Without the pictures, can you quote each line below exactly?

————————

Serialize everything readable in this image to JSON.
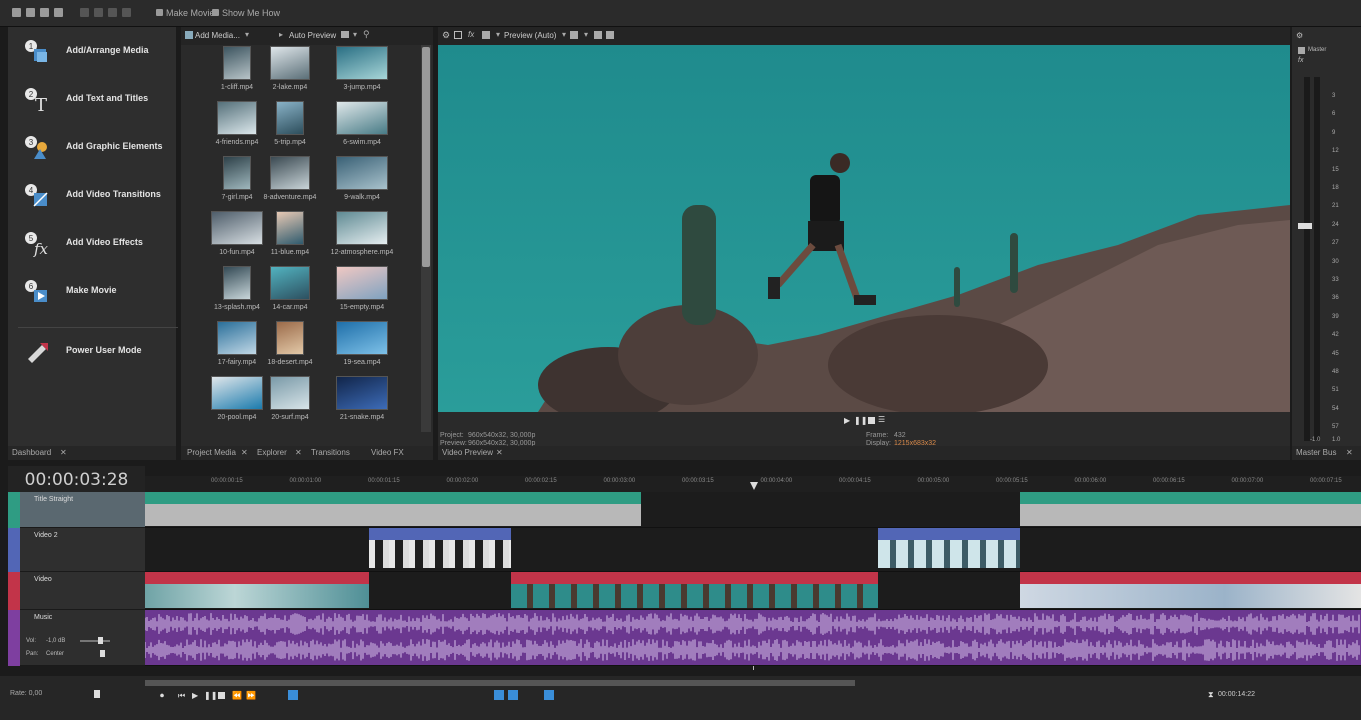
{
  "topbar": {
    "make_movie": "Make Movie",
    "show_me_how": "Show Me How"
  },
  "dashboard": {
    "items": [
      {
        "label": "Add/Arrange Media",
        "icon": "arrange-media-icon"
      },
      {
        "label": "Add Text and Titles",
        "icon": "text-titles-icon"
      },
      {
        "label": "Add Graphic Elements",
        "icon": "graphic-elements-icon"
      },
      {
        "label": "Add Video Transitions",
        "icon": "video-transitions-icon"
      },
      {
        "label": "Add Video Effects",
        "icon": "video-effects-icon"
      },
      {
        "label": "Make Movie",
        "icon": "make-movie-icon"
      }
    ],
    "power_user_mode": "Power User Mode",
    "tab": "Dashboard"
  },
  "media": {
    "add_media": "Add Media...",
    "auto_preview": "Auto Preview",
    "files": [
      "1-cliff.mp4",
      "2-lake.mp4",
      "3-jump.mp4",
      "4-friends.mp4",
      "5-trip.mp4",
      "6-swim.mp4",
      "7-girl.mp4",
      "8-adventure.mp4",
      "9-walk.mp4",
      "10-fun.mp4",
      "11-blue.mp4",
      "12-atmosphere.mp4",
      "13-splash.mp4",
      "14-car.mp4",
      "15-empty.mp4",
      "17-fairy.mp4",
      "18-desert.mp4",
      "19-sea.mp4",
      "20-pool.mp4",
      "20-surf.mp4",
      "21-snake.mp4"
    ],
    "tabs": [
      "Project Media",
      "Explorer",
      "Transitions",
      "Video FX"
    ]
  },
  "preview": {
    "mode": "Preview (Auto)",
    "project_label": "Project:",
    "project_value": "960x540x32, 30,000p",
    "preview_label": "Preview:",
    "preview_value": "960x540x32, 30,000p",
    "frame_label": "Frame:",
    "frame_value": "432",
    "display_label": "Display:",
    "display_value": "1215x683x32",
    "tab": "Video Preview"
  },
  "master": {
    "label": "Master",
    "db_marks": [
      "3",
      "6",
      "9",
      "12",
      "15",
      "18",
      "21",
      "24",
      "27",
      "30",
      "33",
      "36",
      "39",
      "42",
      "45",
      "48",
      "51",
      "54",
      "57"
    ],
    "bottom_left": "-1.0",
    "bottom_right": "1.0",
    "tab": "Master Bus"
  },
  "timeline": {
    "timecode": "00:00:03:28",
    "ruler_ticks": [
      "00:00:00:15",
      "00:00:01:00",
      "00:00:01:15",
      "00:00:02:00",
      "00:00:02:15",
      "00:00:03:00",
      "00:00:03:15",
      "00:00:04:00",
      "00:00:04:15",
      "00:00:05:00",
      "00:00:05:15",
      "00:00:06:00",
      "00:00:06:15",
      "00:00:07:00",
      "00:00:07:15"
    ],
    "tracks": [
      {
        "name": "Title Straight",
        "color": "#2f9c83"
      },
      {
        "name": "Video 2",
        "color": "#5266b6"
      },
      {
        "name": "Video",
        "color": "#c23449"
      },
      {
        "name": "Music",
        "color": "#7e3fa0"
      }
    ],
    "vol_label": "Vol:",
    "vol_value": "-1,0 dB",
    "pan_label": "Pan:",
    "pan_value": "Center"
  },
  "bottom": {
    "rate": "Rate: 0,00",
    "end_time": "00:00:14:22"
  },
  "colors": {
    "title_track": "#2f9c83",
    "video2_track": "#5266b6",
    "video_track": "#c23449",
    "music_track": "#7e3fa0"
  }
}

————————

OUTPUT FOR THIS TASK
Serialize everything readable in this image to JSON.
{
  "topbar": {
    "make_movie": "Make Movie",
    "show_me_how": "Show Me How"
  },
  "dashboard": {
    "items": [
      {
        "label": "Add/Arrange Media",
        "icon": "arrange-media-icon"
      },
      {
        "label": "Add Text and Titles",
        "icon": "text-titles-icon"
      },
      {
        "label": "Add Graphic Elements",
        "icon": "graphic-elements-icon"
      },
      {
        "label": "Add Video Transitions",
        "icon": "video-transitions-icon"
      },
      {
        "label": "Add Video Effects",
        "icon": "video-effects-icon"
      },
      {
        "label": "Make Movie",
        "icon": "make-movie-icon"
      }
    ],
    "power_user_mode": "Power User Mode",
    "tab": "Dashboard"
  },
  "media": {
    "add_media": "Add Media...",
    "auto_preview": "Auto Preview",
    "files": [
      "1-cliff.mp4",
      "2-lake.mp4",
      "3-jump.mp4",
      "4-friends.mp4",
      "5-trip.mp4",
      "6-swim.mp4",
      "7-girl.mp4",
      "8-adventure.mp4",
      "9-walk.mp4",
      "10-fun.mp4",
      "11-blue.mp4",
      "12-atmosphere.mp4",
      "13-splash.mp4",
      "14-car.mp4",
      "15-empty.mp4",
      "17-fairy.mp4",
      "18-desert.mp4",
      "19-sea.mp4",
      "20-pool.mp4",
      "20-surf.mp4",
      "21-snake.mp4"
    ],
    "tabs": [
      "Project Media",
      "Explorer",
      "Transitions",
      "Video FX"
    ]
  },
  "preview": {
    "mode": "Preview (Auto)",
    "project_label": "Project:",
    "project_value": "960x540x32, 30,000p",
    "preview_label": "Preview:",
    "preview_value": "960x540x32, 30,000p",
    "frame_label": "Frame:",
    "frame_value": "432",
    "display_label": "Display:",
    "display_value": "1215x683x32",
    "tab": "Video Preview"
  },
  "master": {
    "label": "Master",
    "db_marks": [
      "3",
      "6",
      "9",
      "12",
      "15",
      "18",
      "21",
      "24",
      "27",
      "30",
      "33",
      "36",
      "39",
      "42",
      "45",
      "48",
      "51",
      "54",
      "57"
    ],
    "bottom_left": "-1.0",
    "bottom_right": "1.0",
    "tab": "Master Bus"
  },
  "timeline": {
    "timecode": "00:00:03:28",
    "ruler_ticks": [
      "00:00:00:15",
      "00:00:01:00",
      "00:00:01:15",
      "00:00:02:00",
      "00:00:02:15",
      "00:00:03:00",
      "00:00:03:15",
      "00:00:04:00",
      "00:00:04:15",
      "00:00:05:00",
      "00:00:05:15",
      "00:00:06:00",
      "00:00:06:15",
      "00:00:07:00",
      "00:00:07:15"
    ],
    "tracks": [
      {
        "name": "Title Straight",
        "color": "#2f9c83"
      },
      {
        "name": "Video 2",
        "color": "#5266b6"
      },
      {
        "name": "Video",
        "color": "#c23449"
      },
      {
        "name": "Music",
        "color": "#7e3fa0"
      }
    ],
    "vol_label": "Vol:",
    "vol_value": "-1,0 dB",
    "pan_label": "Pan:",
    "pan_value": "Center"
  },
  "bottom": {
    "rate": "Rate: 0,00",
    "end_time": "00:00:14:22"
  },
  "colors": {
    "title_track": "#2f9c83",
    "video2_track": "#5266b6",
    "video_track": "#c23449",
    "music_track": "#7e3fa0"
  }
}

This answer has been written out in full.